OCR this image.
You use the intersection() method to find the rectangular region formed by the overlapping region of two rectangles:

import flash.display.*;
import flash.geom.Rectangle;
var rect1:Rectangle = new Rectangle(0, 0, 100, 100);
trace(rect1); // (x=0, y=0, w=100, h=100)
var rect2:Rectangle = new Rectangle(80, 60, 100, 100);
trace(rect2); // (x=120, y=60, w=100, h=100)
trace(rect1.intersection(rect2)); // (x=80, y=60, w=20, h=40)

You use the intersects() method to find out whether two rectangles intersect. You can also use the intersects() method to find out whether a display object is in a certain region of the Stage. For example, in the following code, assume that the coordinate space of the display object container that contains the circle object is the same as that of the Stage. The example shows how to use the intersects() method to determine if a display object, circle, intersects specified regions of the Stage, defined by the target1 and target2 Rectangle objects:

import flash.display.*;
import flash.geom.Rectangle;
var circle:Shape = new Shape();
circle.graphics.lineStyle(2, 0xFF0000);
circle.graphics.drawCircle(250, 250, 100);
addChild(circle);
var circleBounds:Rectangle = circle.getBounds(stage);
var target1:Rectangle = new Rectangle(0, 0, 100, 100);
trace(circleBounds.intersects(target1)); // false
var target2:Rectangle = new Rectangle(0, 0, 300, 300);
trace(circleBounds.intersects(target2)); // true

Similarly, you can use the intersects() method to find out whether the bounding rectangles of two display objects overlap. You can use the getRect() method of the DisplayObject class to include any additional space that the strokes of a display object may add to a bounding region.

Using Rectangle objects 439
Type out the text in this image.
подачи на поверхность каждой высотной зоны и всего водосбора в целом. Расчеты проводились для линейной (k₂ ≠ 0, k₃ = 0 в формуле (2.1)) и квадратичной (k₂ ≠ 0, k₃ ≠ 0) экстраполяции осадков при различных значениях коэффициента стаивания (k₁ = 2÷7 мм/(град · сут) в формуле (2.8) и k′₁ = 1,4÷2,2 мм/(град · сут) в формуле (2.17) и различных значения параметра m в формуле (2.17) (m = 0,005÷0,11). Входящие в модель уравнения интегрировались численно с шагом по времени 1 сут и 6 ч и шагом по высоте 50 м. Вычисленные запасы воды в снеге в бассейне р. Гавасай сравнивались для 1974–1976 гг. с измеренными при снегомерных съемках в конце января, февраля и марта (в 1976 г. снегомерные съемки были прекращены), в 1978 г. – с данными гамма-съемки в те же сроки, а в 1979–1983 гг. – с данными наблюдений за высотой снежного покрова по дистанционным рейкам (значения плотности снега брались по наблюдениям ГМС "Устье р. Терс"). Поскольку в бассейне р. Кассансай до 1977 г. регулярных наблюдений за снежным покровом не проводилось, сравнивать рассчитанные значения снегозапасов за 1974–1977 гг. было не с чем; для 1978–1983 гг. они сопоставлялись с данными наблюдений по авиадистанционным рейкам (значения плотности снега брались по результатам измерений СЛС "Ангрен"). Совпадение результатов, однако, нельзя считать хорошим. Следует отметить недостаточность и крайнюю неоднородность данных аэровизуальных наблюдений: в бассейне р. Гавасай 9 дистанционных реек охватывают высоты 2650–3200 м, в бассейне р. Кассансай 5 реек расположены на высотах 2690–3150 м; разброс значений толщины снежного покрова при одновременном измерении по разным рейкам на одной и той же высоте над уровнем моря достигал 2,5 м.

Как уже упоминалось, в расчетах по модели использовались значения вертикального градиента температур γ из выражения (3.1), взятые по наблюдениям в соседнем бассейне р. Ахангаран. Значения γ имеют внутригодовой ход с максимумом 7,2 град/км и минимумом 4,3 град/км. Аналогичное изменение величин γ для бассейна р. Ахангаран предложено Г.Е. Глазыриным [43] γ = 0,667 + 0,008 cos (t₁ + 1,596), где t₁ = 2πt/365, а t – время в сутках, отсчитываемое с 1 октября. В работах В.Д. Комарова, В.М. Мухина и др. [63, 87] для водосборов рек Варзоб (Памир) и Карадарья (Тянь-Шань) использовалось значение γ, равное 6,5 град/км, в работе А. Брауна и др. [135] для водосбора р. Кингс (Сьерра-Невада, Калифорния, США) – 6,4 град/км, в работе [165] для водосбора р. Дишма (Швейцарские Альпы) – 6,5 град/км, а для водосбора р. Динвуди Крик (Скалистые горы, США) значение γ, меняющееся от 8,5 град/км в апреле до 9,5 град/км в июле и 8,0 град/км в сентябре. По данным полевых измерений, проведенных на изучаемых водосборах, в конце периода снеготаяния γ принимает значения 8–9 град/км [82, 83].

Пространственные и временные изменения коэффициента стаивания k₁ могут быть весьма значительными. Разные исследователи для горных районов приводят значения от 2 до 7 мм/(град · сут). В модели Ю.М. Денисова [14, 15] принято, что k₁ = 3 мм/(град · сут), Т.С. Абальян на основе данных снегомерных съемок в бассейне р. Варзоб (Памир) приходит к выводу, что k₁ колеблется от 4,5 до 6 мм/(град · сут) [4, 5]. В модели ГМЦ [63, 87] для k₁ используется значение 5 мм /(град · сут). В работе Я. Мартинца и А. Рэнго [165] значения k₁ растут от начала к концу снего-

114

··········

■ INSTRUCTIONS FOR THE TASK ■
Exactly reproduce all of the entries above.

■ SOLVED EXERCISE ■
OCR this image.
You use the intersection() method to find the rectangular region formed by the overlapping region of two rectangles:

import flash.display.*;
import flash.geom.Rectangle;
var rect1:Rectangle = new Rectangle(0, 0, 100, 100);
trace(rect1); // (x=0, y=0, w=100, h=100)
var rect2:Rectangle = new Rectangle(80, 60, 100, 100);
trace(rect2); // (x=120, y=60, w=100, h=100)
trace(rect1.intersection(rect2)); // (x=80, y=60, w=20, h=40)

You use the intersects() method to find out whether two rectangles intersect. You can also use the intersects() method to find out whether a display object is in a certain region of the Stage. For example, in the following code, assume that the coordinate space of the display object container that contains the circle object is the same as that of the Stage. The example shows how to use the intersects() method to determine if a display object, circle, intersects specified regions of the Stage, defined by the target1 and target2 Rectangle objects:

import flash.display.*;
import flash.geom.Rectangle;
var circle:Shape = new Shape();
circle.graphics.lineStyle(2, 0xFF0000);
circle.graphics.drawCircle(250, 250, 100);
addChild(circle);
var circleBounds:Rectangle = circle.getBounds(stage);
var target1:Rectangle = new Rectangle(0, 0, 100, 100);
trace(circleBounds.intersects(target1)); // false
var target2:Rectangle = new Rectangle(0, 0, 300, 300);
trace(circleBounds.intersects(target2)); // true

Similarly, you can use the intersects() method to find out whether the bounding rectangles of two display objects overlap. You can use the getRect() method of the DisplayObject class to include any additional space that the strokes of a display object may add to a bounding region.

Using Rectangle objects 439
Type out the text in this image.
подачи на поверхность каждой высотной зоны и всего водосбора в целом. Расчеты проводились для линейной (k₂ ≠ 0, k₃ = 0 в формуле (2.1)) и квадратичной (k₂ ≠ 0, k₃ ≠ 0) экстраполяции осадков при различных значениях коэффициента стаивания (k₁ = 2÷7 мм/(град · сут) в формуле (2.8) и k′₁ = 1,4÷2,2 мм/(град · сут) в формуле (2.17) и различных значения параметра m в формуле (2.17) (m = 0,005÷0,11). Входящие в модель уравнения интегрировались численно с шагом по времени 1 сут и 6 ч и шагом по высоте 50 м. Вычисленные запасы воды в снеге в бассейне р. Гавасай сравнивались для 1974–1976 гг. с измеренными при снегомерных съемках в конце января, февраля и марта (в 1976 г. снегомерные съемки были прекращены), в 1978 г. – с данными гамма-съемки в те же сроки, а в 1979–1983 гг. – с данными наблюдений за высотой снежного покрова по дистанционным рейкам (значения плотности снега брались по наблюдениям ГМС "Устье р. Терс"). Поскольку в бассейне р. Кассансай до 1977 г. регулярных наблюдений за снежным покровом не проводилось, сравнивать рассчитанные значения снегозапасов за 1974–1977 гг. было не с чем; для 1978–1983 гг. они сопоставлялись с данными наблюдений по авиадистанционным рейкам (значения плотности снега брались по результатам измерений СЛС "Ангрен"). Совпадение результатов, однако, нельзя считать хорошим. Следует отметить недостаточность и крайнюю неоднородность данных аэровизуальных наблюдений: в бассейне р. Гавасай 9 дистанционных реек охватывают высоты 2650–3200 м, в бассейне р. Кассансай 5 реек расположены на высотах 2690–3150 м; разброс значений толщины снежного покрова при одновременном измерении по разным рейкам на одной и той же высоте над уровнем моря достигал 2,5 м.

Как уже упоминалось, в расчетах по модели использовались значения вертикального градиента температур γ из выражения (3.1), взятые по наблюдениям в соседнем бассейне р. Ахангаран. Значения γ имеют внутригодовой ход с максимумом 7,2 град/км и минимумом 4,3 град/км. Аналогичное изменение величин γ для бассейна р. Ахангаран предложено Г.Е. Глазыриным [43] γ = 0,667 + 0,008 cos (t₁ + 1,596), где t₁ = 2πt/365, а t – время в сутках, отсчитываемое с 1 октября. В работах В.Д. Комарова, В.М. Мухина и др. [63, 87] для водосборов рек Варзоб (Памир) и Карадарья (Тянь-Шань) использовалось значение γ, равное 6,5 град/км, в работе А. Брауна и др. [135] для водосбора р. Кингс (Сьерра-Невада, Калифорния, США) – 6,4 град/км, в работе [165] для водосбора р. Дишма (Швейцарские Альпы) – 6,5 град/км, а для водосбора р. Динвуди Крик (Скалистые горы, США) значение γ, меняющееся от 8,5 град/км в апреле до 9,5 град/км в июле и 8,0 град/км в сентябре. По данным полевых измерений, проведенных на изучаемых водосборах, в конце периода снеготаяния γ принимает значения 8–9 град/км [82, 83].

Пространственные и временные изменения коэффициента стаивания k₁ могут быть весьма значительными. Разные исследователи для горных районов приводят значения от 2 до 7 мм/(град · сут). В модели Ю.М. Денисова [14, 15] принято, что k₁ = 3 мм/(град · сут), Т.С. Абальян на основе данных снегомерных съемок в бассейне р. Варзоб (Памир) приходит к выводу, что k₁ колеблется от 4,5 до 6 мм/(град · сут) [4, 5]. В модели ГМЦ [63, 87] для k₁ используется значение 5 мм /(град · сут). В работе Я. Мартинца и А. Рэнго [165] значения k₁ растут от начала к концу снего-

114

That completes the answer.